<<<<

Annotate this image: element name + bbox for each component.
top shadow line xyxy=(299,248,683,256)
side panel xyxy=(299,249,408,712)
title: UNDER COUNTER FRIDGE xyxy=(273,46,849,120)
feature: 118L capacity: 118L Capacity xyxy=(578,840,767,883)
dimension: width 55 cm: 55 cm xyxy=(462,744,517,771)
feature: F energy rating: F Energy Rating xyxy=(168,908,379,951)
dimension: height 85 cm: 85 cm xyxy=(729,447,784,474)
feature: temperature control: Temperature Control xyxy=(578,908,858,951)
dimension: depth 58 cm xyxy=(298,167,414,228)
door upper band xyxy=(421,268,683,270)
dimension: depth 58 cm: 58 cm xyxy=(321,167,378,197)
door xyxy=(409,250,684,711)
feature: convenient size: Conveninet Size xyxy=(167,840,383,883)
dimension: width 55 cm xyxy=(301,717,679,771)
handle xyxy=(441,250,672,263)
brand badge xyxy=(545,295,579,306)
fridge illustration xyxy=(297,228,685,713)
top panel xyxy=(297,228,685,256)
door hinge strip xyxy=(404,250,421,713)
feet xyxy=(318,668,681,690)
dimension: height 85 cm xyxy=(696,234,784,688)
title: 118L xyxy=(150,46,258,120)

>>>>

> [Goal of the exercise]
From the records above, pull out every line that contains the word "depth" and copy each one as it appears.

> [Final answer]
dimension: depth 58 cm xyxy=(298,167,414,228)
dimension: depth 58 cm: 58 cm xyxy=(321,167,378,197)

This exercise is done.